TASK REQUIREMENTS -
Set down the data below without change, skipping the pictures it holds.

Records about charts and figures -
((

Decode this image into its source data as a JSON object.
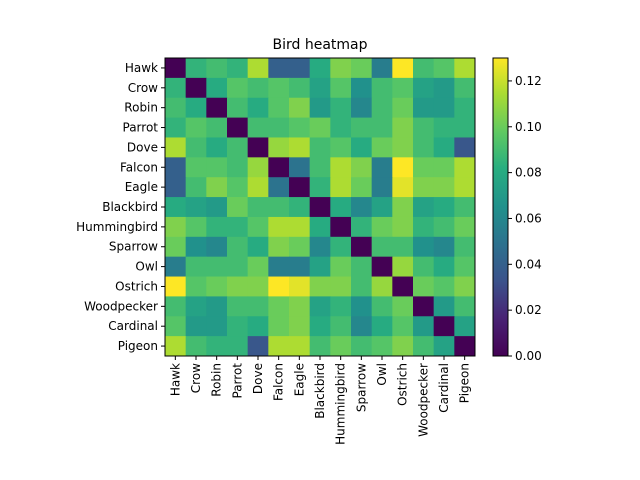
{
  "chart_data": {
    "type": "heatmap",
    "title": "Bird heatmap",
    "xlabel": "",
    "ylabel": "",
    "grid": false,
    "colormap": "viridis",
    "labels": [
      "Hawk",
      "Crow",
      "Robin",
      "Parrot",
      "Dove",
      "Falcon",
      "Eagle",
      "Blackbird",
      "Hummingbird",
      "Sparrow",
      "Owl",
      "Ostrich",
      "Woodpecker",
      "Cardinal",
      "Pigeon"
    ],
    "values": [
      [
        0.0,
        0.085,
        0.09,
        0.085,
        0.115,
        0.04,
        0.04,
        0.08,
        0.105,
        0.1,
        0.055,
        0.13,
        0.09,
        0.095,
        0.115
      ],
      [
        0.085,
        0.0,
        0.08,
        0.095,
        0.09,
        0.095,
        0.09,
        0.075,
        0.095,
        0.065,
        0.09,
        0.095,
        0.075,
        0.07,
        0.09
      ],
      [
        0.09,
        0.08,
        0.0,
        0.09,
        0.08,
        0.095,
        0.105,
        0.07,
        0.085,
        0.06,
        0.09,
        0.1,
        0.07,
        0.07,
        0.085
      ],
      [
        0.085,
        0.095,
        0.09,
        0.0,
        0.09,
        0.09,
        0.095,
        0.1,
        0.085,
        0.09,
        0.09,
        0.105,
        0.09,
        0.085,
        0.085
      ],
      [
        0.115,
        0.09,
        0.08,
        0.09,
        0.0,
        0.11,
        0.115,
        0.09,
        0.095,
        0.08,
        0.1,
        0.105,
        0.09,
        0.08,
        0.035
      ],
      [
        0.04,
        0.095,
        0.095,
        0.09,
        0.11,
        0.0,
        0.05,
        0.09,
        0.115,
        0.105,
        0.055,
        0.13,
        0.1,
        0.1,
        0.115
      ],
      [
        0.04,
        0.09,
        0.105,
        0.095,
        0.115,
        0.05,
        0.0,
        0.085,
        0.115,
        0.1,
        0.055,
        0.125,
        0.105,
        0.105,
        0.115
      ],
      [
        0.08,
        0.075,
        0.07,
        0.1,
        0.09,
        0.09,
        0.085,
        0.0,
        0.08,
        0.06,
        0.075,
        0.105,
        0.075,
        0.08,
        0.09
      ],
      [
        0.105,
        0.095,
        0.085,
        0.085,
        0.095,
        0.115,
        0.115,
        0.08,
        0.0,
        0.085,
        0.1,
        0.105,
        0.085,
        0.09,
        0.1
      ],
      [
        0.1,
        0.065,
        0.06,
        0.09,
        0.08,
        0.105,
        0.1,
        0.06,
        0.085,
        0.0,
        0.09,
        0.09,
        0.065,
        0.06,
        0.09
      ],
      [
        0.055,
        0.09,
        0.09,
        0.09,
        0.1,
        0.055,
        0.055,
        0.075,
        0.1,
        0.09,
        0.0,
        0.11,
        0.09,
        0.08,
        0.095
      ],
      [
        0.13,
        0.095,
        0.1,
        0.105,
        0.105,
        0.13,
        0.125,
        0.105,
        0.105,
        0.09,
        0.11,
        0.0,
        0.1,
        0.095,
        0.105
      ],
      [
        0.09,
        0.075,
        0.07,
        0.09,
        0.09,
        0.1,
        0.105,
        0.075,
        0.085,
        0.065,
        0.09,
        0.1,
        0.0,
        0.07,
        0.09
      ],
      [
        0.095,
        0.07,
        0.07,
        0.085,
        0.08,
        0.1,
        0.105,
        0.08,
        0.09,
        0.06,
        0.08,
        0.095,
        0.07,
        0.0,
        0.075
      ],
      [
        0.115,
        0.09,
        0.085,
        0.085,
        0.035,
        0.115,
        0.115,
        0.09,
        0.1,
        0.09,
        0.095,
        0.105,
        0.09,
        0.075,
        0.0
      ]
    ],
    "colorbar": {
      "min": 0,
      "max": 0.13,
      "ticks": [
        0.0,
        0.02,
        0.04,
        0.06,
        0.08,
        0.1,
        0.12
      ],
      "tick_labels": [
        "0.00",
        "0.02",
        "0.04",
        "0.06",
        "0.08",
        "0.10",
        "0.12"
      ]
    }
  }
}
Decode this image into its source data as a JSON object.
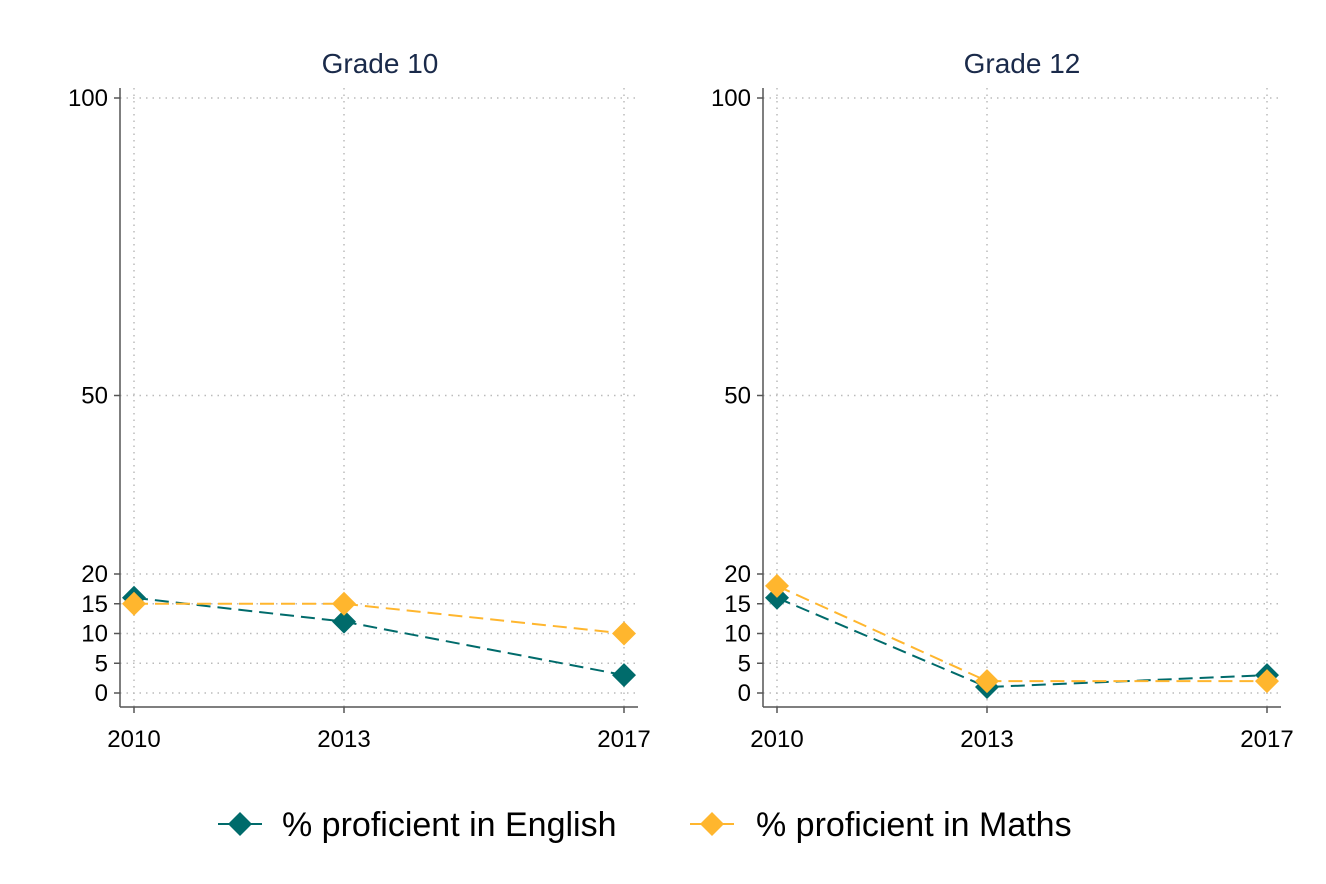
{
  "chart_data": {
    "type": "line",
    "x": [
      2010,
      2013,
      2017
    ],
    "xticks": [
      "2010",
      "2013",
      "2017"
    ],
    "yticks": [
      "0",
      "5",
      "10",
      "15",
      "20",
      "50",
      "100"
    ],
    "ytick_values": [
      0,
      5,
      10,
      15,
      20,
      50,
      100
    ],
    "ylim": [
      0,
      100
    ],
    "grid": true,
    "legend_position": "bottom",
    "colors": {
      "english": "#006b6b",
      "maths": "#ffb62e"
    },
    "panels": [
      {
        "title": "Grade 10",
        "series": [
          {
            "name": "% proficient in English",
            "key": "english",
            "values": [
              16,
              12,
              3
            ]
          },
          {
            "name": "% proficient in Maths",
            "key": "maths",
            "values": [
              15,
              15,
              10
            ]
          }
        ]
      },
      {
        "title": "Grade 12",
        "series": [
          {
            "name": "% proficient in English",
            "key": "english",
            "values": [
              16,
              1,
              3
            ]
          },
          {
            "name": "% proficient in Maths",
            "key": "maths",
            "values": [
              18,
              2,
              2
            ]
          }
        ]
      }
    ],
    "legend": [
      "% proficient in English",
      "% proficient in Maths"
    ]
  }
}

))

FINAL RESULT -
Decode this image into its source data as a JSON object.
{
  "chart_data": {
    "type": "heatmap",
    "title": "Bird heatmap",
    "xlabel": "",
    "ylabel": "",
    "grid": false,
    "colormap": "viridis",
    "labels": [
      "Hawk",
      "Crow",
      "Robin",
      "Parrot",
      "Dove",
      "Falcon",
      "Eagle",
      "Blackbird",
      "Hummingbird",
      "Sparrow",
      "Owl",
      "Ostrich",
      "Woodpecker",
      "Cardinal",
      "Pigeon"
    ],
    "values": [
      [
        0.0,
        0.085,
        0.09,
        0.085,
        0.115,
        0.04,
        0.04,
        0.08,
        0.105,
        0.1,
        0.055,
        0.13,
        0.09,
        0.095,
        0.115
      ],
      [
        0.085,
        0.0,
        0.08,
        0.095,
        0.09,
        0.095,
        0.09,
        0.075,
        0.095,
        0.065,
        0.09,
        0.095,
        0.075,
        0.07,
        0.09
      ],
      [
        0.09,
        0.08,
        0.0,
        0.09,
        0.08,
        0.095,
        0.105,
        0.07,
        0.085,
        0.06,
        0.09,
        0.1,
        0.07,
        0.07,
        0.085
      ],
      [
        0.085,
        0.095,
        0.09,
        0.0,
        0.09,
        0.09,
        0.095,
        0.1,
        0.085,
        0.09,
        0.09,
        0.105,
        0.09,
        0.085,
        0.085
      ],
      [
        0.115,
        0.09,
        0.08,
        0.09,
        0.0,
        0.11,
        0.115,
        0.09,
        0.095,
        0.08,
        0.1,
        0.105,
        0.09,
        0.08,
        0.035
      ],
      [
        0.04,
        0.095,
        0.095,
        0.09,
        0.11,
        0.0,
        0.05,
        0.09,
        0.115,
        0.105,
        0.055,
        0.13,
        0.1,
        0.1,
        0.115
      ],
      [
        0.04,
        0.09,
        0.105,
        0.095,
        0.115,
        0.05,
        0.0,
        0.085,
        0.115,
        0.1,
        0.055,
        0.125,
        0.105,
        0.105,
        0.115
      ],
      [
        0.08,
        0.075,
        0.07,
        0.1,
        0.09,
        0.09,
        0.085,
        0.0,
        0.08,
        0.06,
        0.075,
        0.105,
        0.075,
        0.08,
        0.09
      ],
      [
        0.105,
        0.095,
        0.085,
        0.085,
        0.095,
        0.115,
        0.115,
        0.08,
        0.0,
        0.085,
        0.1,
        0.105,
        0.085,
        0.09,
        0.1
      ],
      [
        0.1,
        0.065,
        0.06,
        0.09,
        0.08,
        0.105,
        0.1,
        0.06,
        0.085,
        0.0,
        0.09,
        0.09,
        0.065,
        0.06,
        0.09
      ],
      [
        0.055,
        0.09,
        0.09,
        0.09,
        0.1,
        0.055,
        0.055,
        0.075,
        0.1,
        0.09,
        0.0,
        0.11,
        0.09,
        0.08,
        0.095
      ],
      [
        0.13,
        0.095,
        0.1,
        0.105,
        0.105,
        0.13,
        0.125,
        0.105,
        0.105,
        0.09,
        0.11,
        0.0,
        0.1,
        0.095,
        0.105
      ],
      [
        0.09,
        0.075,
        0.07,
        0.09,
        0.09,
        0.1,
        0.105,
        0.075,
        0.085,
        0.065,
        0.09,
        0.1,
        0.0,
        0.07,
        0.09
      ],
      [
        0.095,
        0.07,
        0.07,
        0.085,
        0.08,
        0.1,
        0.105,
        0.08,
        0.09,
        0.06,
        0.08,
        0.095,
        0.07,
        0.0,
        0.075
      ],
      [
        0.115,
        0.09,
        0.085,
        0.085,
        0.035,
        0.115,
        0.115,
        0.09,
        0.1,
        0.09,
        0.095,
        0.105,
        0.09,
        0.075,
        0.0
      ]
    ],
    "colorbar": {
      "min": 0,
      "max": 0.13,
      "ticks": [
        0.0,
        0.02,
        0.04,
        0.06,
        0.08,
        0.1,
        0.12
      ],
      "tick_labels": [
        "0.00",
        "0.02",
        "0.04",
        "0.06",
        "0.08",
        "0.10",
        "0.12"
      ]
    }
  }
}
Decode this image into its source data as a JSON object.
{
  "chart_data": {
    "type": "line",
    "x": [
      2010,
      2013,
      2017
    ],
    "xticks": [
      "2010",
      "2013",
      "2017"
    ],
    "yticks": [
      "0",
      "5",
      "10",
      "15",
      "20",
      "50",
      "100"
    ],
    "ytick_values": [
      0,
      5,
      10,
      15,
      20,
      50,
      100
    ],
    "ylim": [
      0,
      100
    ],
    "grid": true,
    "legend_position": "bottom",
    "colors": {
      "english": "#006b6b",
      "maths": "#ffb62e"
    },
    "panels": [
      {
        "title": "Grade 10",
        "series": [
          {
            "name": "% proficient in English",
            "key": "english",
            "values": [
              16,
              12,
              3
            ]
          },
          {
            "name": "% proficient in Maths",
            "key": "maths",
            "values": [
              15,
              15,
              10
            ]
          }
        ]
      },
      {
        "title": "Grade 12",
        "series": [
          {
            "name": "% proficient in English",
            "key": "english",
            "values": [
              16,
              1,
              3
            ]
          },
          {
            "name": "% proficient in Maths",
            "key": "maths",
            "values": [
              18,
              2,
              2
            ]
          }
        ]
      }
    ],
    "legend": [
      "% proficient in English",
      "% proficient in Maths"
    ]
  }
}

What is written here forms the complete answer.